======== DOCUMENT EXTRACT ========

Friday, April 28, 2017

A Warning To The Curious

Morning varmints - well today I have decided to use the title of my very favourite MR James story and BBC Christmas Ghost Story, simply because I can.  
It sort of works.

I am no doubt sure you've all bought secondhand cameras before, well, here-in lies a tale of woe with regard to that subject so horrendously awful it'll have you wringing your withers and crying into your pint o'meths. 
Oh yes, it's that bad.

But first let me preface:
A couple of weeks back, in a fit of "We're all doomed in a nuclear/end of world/environmental disaster beyond all imagination sort of way" I went mental again and promised to pay myself back or sell a kidney just to make ends meet, and on the sage advice of Bruce who said:

"The 60mm and a 150mm on the Hasselblad would make a nice kit Phil . . ." 

or something like that, I purchased a very nice 1990 150mm CF Sonnar for the Hasselblad. It is in really lovely condition and I am delighted.

========

#### DIRECTION 1:
In the listing, switch "Arrende" to "Hyra" between the lines holding "456, 382, 476]" and "897, 626, 917]", inclusive, and give back only those lines with nothing else changed.
The text and the listing come from unrelated sources.

======== RECORDS PROVIDED ========

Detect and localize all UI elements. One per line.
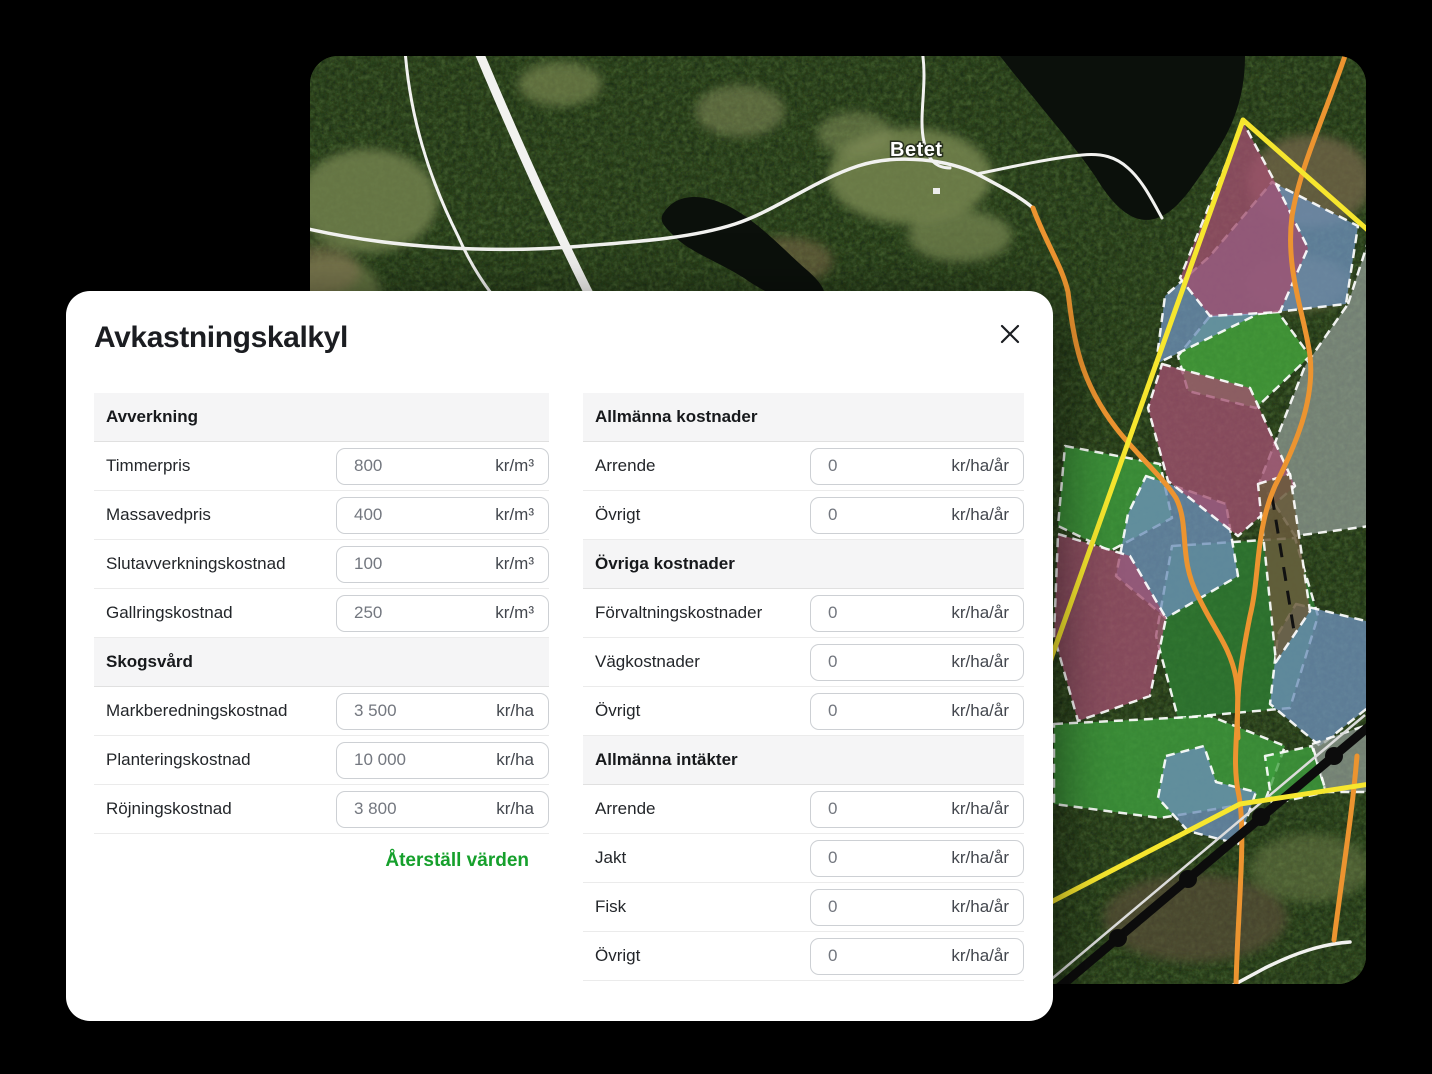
input-value: 800	[354, 456, 382, 476]
input-unit: kr/ha/år	[951, 603, 1009, 623]
section-header: Allmänna kostnader	[583, 393, 1024, 442]
field-row: Markberedningskostnad 3 500 kr/ha	[94, 687, 549, 736]
input-unit: kr/ha/år	[951, 701, 1009, 721]
section-header: Övriga kostnader	[583, 540, 1024, 589]
field-row: Övrigt 0 kr/ha/år	[583, 491, 1024, 540]
field-row: Gallringskostnad 250 kr/m³	[94, 589, 549, 638]
input-value: 0	[828, 946, 837, 966]
input-value: 100	[354, 554, 382, 574]
field-label: Arrende	[595, 799, 655, 819]
calc-left-column: AvverkningTimmerpris800kr/m³Massavedpris…	[94, 393, 549, 981]
field-row: Arrende 0 kr/ha/år	[583, 442, 1024, 491]
field-row: Övrigt 0 kr/ha/år	[583, 687, 1024, 736]
input-value: 0	[828, 897, 837, 917]
field-row: Planteringskostnad 10 000 kr/ha	[94, 736, 549, 785]
input-unit: kr/ha/år	[951, 897, 1009, 917]
field-label: Timmerpris	[106, 456, 190, 476]
input-unit: kr/ha	[496, 799, 534, 819]
section-header: Skogsvård	[94, 638, 549, 687]
field-row: Massavedpris 400 kr/m³	[94, 491, 549, 540]
field-row: Arrende 0 kr/ha/år	[583, 785, 1024, 834]
yield-calculation-modal: Avkastningskalkyl Avverkning Timmerpris 80…	[66, 291, 1053, 1021]
input-unit: kr/ha/år	[951, 652, 1009, 672]
field-label: Övrigt	[595, 505, 640, 525]
value-input[interactable]: 0 kr/ha/år	[810, 644, 1024, 681]
value-input[interactable]: 800 kr/m³	[336, 448, 549, 485]
value-input[interactable]: 250 kr/m³	[336, 595, 549, 632]
value-input[interactable]: 3 800 kr/ha	[336, 791, 549, 828]
field-label: Massavedpris	[106, 505, 211, 525]
input-unit: kr/ha	[496, 750, 534, 770]
input-value: 0	[828, 652, 837, 672]
value-input[interactable]: 0 kr/ha/år	[810, 889, 1024, 926]
field-label: Övrigt	[595, 946, 640, 966]
field-label: Fisk	[595, 897, 626, 917]
building	[933, 188, 940, 194]
section-header: Avverkning	[94, 393, 549, 442]
input-value: 0	[828, 799, 837, 819]
modal-title: Avkastningskalkyl	[94, 321, 1024, 355]
value-input[interactable]: 0 kr/ha/år	[810, 595, 1024, 632]
close-button[interactable]	[995, 319, 1025, 349]
field-row: Röjningskostnad 3 800 kr/ha	[94, 785, 549, 834]
close-icon	[998, 322, 1022, 346]
value-input[interactable]: 0 kr/ha/år	[810, 497, 1024, 534]
input-value: 0	[828, 848, 837, 868]
value-input[interactable]: 10 000 kr/ha	[336, 742, 549, 779]
section-header: Allmänna intäkter	[583, 736, 1024, 785]
reset-row: Återställ värden	[94, 834, 549, 888]
value-input[interactable]: 0 kr/ha/år	[810, 840, 1024, 877]
value-input[interactable]: 100 kr/m³	[336, 546, 549, 583]
field-row: Timmerpris 800 kr/m³	[94, 442, 549, 491]
field-row: Jakt 0 kr/ha/år	[583, 834, 1024, 883]
field-row: Vägkostnader 0 kr/ha/år	[583, 638, 1024, 687]
field-row: Slutavverkningskostnad 100 kr/m³	[94, 540, 549, 589]
field-label: Markberedningskostnad	[106, 701, 287, 721]
field-row: Fisk 0 kr/ha/år	[583, 883, 1024, 932]
input-unit: kr/ha/år	[951, 456, 1009, 476]
field-label: Gallringskostnad	[106, 603, 233, 623]
field-label: Jakt	[595, 848, 626, 868]
input-unit: kr/m³	[495, 505, 534, 525]
input-value: 0	[828, 701, 837, 721]
calculator-columns: AvverkningTimmerpris800kr/m³Massavedpris…	[94, 393, 1024, 981]
place-label: Betet	[890, 139, 943, 161]
input-unit: kr/m³	[495, 456, 534, 476]
input-unit: kr/m³	[495, 603, 534, 623]
field-label: Förvaltningskostnader	[595, 603, 762, 623]
input-unit: kr/ha/år	[951, 505, 1009, 525]
input-value: 10 000	[354, 750, 406, 770]
input-value: 400	[354, 505, 382, 525]
input-value: 0	[828, 603, 837, 623]
input-unit: kr/ha/år	[951, 799, 1009, 819]
value-input[interactable]: 3 500 kr/ha	[336, 693, 549, 730]
input-value: 0	[828, 505, 837, 525]
input-unit: kr/ha/år	[951, 946, 1009, 966]
input-value: 3 800	[354, 799, 397, 819]
field-row: Övrigt 0 kr/ha/år	[583, 932, 1024, 981]
value-input[interactable]: 0 kr/ha/år	[810, 791, 1024, 828]
field-label: Övrigt	[595, 701, 640, 721]
input-value: 0	[828, 456, 837, 476]
input-unit: kr/m³	[495, 554, 534, 574]
value-input[interactable]: 0 kr/ha/år	[810, 693, 1024, 730]
field-label: Arrende	[595, 456, 655, 476]
input-value: 3 500	[354, 701, 397, 721]
value-input[interactable]: 0 kr/ha/år	[810, 448, 1024, 485]
field-label: Planteringskostnad	[106, 750, 251, 770]
value-input[interactable]: 0 kr/ha/år	[810, 938, 1024, 975]
field-label: Röjningskostnad	[106, 799, 232, 819]
reset-values-link[interactable]: Återställ värden	[385, 850, 529, 872]
field-row: Förvaltningskostnader 0 kr/ha/år	[583, 589, 1024, 638]
input-unit: kr/ha/år	[951, 848, 1009, 868]
field-label: Slutavverkningskostnad	[106, 554, 286, 574]
value-input[interactable]: 400 kr/m³	[336, 497, 549, 534]
input-unit: kr/ha	[496, 701, 534, 721]
calc-right-column: Allmänna kostnaderArrende0kr/ha/årÖvrigt…	[583, 393, 1024, 981]
input-value: 250	[354, 603, 382, 623]
field-label: Vägkostnader	[595, 652, 700, 672]
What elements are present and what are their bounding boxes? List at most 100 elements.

========

#### DIRECTION 2:
Shorten the paragraph of the camera post that begins "A couple of weeks back", keeping its main facts.

#### WRITTEN SOLUTION 1:
input-value: 800	[354, 456, 382, 476]
input-unit: kr/ha/år	[951, 603, 1009, 623]
section-header: Allmänna kostnader	[583, 393, 1024, 442]
field-row: Markberedningskostnad 3 500 kr/ha	[94, 687, 549, 736]
input-unit: kr/ha/år	[951, 701, 1009, 721]
section-header: Övriga kostnader	[583, 540, 1024, 589]
field-row: Övrigt 0 kr/ha/år	[583, 491, 1024, 540]
field-row: Gallringskostnad 250 kr/m³	[94, 589, 549, 638]
input-value: 0	[828, 946, 837, 966]
input-value: 100	[354, 554, 382, 574]
field-label: Hyra	[595, 799, 655, 819]
calc-left-column: AvverkningTimmerpris800kr/m³Massavedpris…	[94, 393, 549, 981]
field-row: Hyra 0 kr/ha/år	[583, 442, 1024, 491]
field-row: Övrigt 0 kr/ha/år	[583, 687, 1024, 736]
input-value: 0	[828, 897, 837, 917]
field-row: Planteringskostnad 10 000 kr/ha	[94, 736, 549, 785]
input-unit: kr/ha/år	[951, 897, 1009, 917]
field-label: Timmerpris	[106, 456, 190, 476]
input-unit: kr/ha	[496, 799, 534, 819]
section-header: Skogsvård	[94, 638, 549, 687]
field-row: Massavedpris 400 kr/m³	[94, 491, 549, 540]
field-row: Hyra 0 kr/ha/år	[583, 785, 1024, 834]
yield-calculation-modal: Avkastningskalkyl Avverkning Timmerpris 80…	[66, 291, 1053, 1021]
input-unit: kr/ha/år	[951, 652, 1009, 672]
field-label: Övrigt	[595, 505, 640, 525]
value-input[interactable]: 0 kr/ha/år	[810, 644, 1024, 681]
value-input[interactable]: 800 kr/m³	[336, 448, 549, 485]
value-input[interactable]: 250 kr/m³	[336, 595, 549, 632]
value-input[interactable]: 3 800 kr/ha	[336, 791, 549, 828]
field-label: Massavedpris	[106, 505, 211, 525]
input-unit: kr/ha	[496, 750, 534, 770]
input-value: 0	[828, 652, 837, 672]
value-input[interactable]: 0 kr/ha/år	[810, 889, 1024, 926]
field-label: Övrigt	[595, 946, 640, 966]
field-label: Fisk	[595, 897, 626, 917]

#### WRITTEN SOLUTION 2:
A few weeks ago, gripped by fear of a world-ending disaster, I went mental again, promised to pay myself back or sell a kidney to make ends meet, and followed Bruce's sage advice: